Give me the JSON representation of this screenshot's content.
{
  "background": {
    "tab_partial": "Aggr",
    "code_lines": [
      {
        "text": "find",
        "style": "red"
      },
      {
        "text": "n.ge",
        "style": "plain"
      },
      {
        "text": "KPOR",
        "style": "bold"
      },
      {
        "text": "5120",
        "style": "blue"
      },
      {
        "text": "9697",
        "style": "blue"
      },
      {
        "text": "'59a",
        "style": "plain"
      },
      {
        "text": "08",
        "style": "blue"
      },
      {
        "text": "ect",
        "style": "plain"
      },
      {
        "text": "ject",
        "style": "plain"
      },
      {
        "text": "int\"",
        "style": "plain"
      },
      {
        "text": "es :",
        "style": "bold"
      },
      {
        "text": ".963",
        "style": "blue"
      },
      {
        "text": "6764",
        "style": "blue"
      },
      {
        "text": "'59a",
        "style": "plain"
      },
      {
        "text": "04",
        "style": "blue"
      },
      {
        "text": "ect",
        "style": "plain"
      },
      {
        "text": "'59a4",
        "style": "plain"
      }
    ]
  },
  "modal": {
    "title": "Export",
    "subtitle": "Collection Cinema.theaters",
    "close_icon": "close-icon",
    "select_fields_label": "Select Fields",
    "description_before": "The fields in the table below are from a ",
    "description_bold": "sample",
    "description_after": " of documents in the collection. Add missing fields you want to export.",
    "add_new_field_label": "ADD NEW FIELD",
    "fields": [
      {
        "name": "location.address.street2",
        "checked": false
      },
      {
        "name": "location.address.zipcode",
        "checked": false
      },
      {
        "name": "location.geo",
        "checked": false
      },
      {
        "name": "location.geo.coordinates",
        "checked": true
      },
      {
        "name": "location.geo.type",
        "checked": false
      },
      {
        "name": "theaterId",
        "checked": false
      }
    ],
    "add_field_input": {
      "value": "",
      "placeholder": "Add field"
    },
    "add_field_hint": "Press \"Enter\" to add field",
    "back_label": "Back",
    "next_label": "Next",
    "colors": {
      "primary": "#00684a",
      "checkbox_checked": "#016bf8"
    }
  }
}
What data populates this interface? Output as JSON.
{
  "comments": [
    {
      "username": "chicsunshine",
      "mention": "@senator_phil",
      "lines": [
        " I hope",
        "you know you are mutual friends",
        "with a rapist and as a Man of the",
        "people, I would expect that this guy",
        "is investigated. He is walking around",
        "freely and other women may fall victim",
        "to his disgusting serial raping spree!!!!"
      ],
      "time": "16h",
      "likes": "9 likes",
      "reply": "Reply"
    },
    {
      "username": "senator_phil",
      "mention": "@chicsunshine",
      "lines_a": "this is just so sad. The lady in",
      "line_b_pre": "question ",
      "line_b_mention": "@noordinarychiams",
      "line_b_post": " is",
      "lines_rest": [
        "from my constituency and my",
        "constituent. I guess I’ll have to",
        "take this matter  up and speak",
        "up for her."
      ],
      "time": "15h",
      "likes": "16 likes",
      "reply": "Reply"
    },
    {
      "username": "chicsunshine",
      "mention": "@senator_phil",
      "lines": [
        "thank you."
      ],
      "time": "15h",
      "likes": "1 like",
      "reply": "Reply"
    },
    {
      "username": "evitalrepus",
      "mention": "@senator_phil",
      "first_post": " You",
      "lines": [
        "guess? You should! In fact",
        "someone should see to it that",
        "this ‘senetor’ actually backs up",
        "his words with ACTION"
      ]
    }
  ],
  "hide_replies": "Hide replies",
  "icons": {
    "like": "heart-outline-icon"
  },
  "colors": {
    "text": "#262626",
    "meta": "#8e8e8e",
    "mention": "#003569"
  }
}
-=-=-=-=-
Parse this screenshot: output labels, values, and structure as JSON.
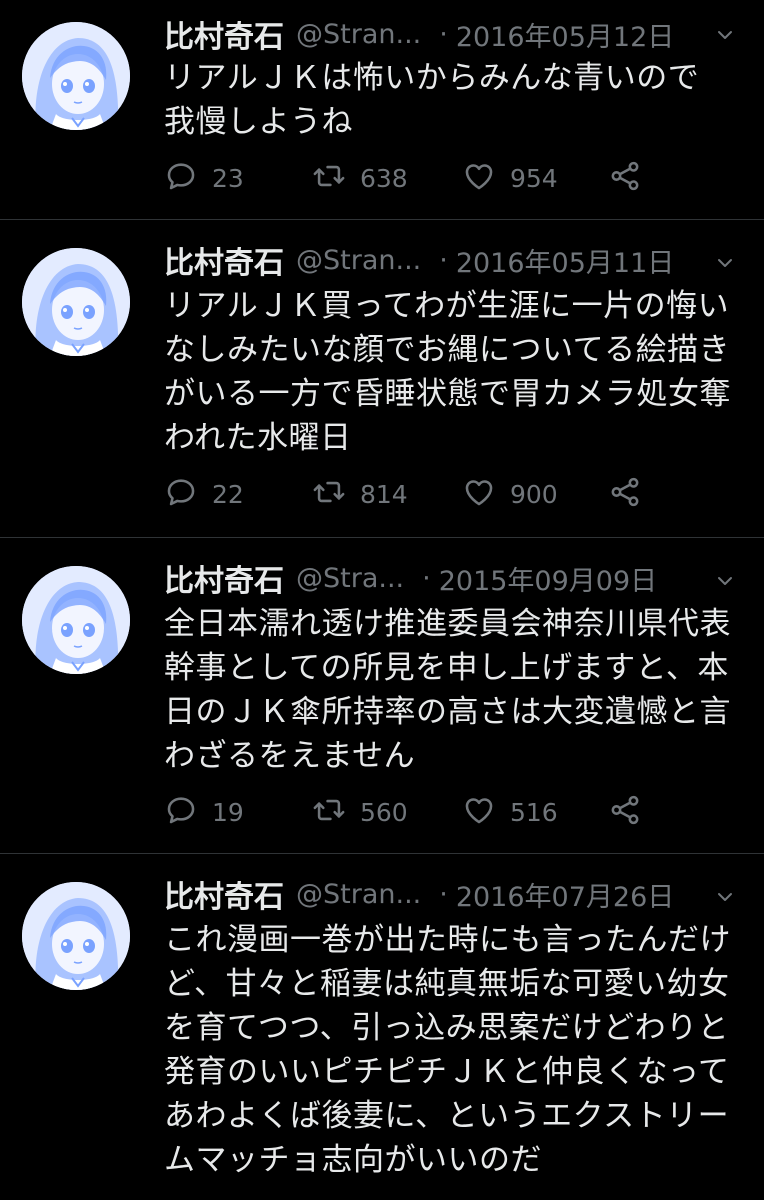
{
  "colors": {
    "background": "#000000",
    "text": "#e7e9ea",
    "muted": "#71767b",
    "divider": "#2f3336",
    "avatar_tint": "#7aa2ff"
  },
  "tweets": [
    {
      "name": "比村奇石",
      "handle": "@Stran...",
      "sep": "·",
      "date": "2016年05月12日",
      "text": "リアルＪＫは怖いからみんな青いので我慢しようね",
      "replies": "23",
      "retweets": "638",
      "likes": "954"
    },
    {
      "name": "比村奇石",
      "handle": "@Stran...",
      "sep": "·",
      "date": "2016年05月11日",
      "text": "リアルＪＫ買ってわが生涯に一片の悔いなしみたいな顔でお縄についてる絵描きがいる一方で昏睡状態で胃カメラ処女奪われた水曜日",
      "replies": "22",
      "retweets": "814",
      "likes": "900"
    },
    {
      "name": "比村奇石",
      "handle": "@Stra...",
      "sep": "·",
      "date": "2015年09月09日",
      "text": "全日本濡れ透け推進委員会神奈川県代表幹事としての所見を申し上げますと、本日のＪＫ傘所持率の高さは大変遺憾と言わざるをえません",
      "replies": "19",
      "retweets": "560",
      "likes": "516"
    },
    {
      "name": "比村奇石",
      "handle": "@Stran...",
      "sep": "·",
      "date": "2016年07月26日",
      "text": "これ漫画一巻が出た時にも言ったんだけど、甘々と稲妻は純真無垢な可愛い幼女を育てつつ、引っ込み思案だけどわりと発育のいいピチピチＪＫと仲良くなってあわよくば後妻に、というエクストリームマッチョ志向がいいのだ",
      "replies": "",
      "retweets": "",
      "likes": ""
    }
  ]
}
-=-=-=-=-
■ Written request: From the entries above, copy every line that holds the word "guess".

■ Task response:
        "constituent. I guess I’ll have to",
        "guess? You should! In fact",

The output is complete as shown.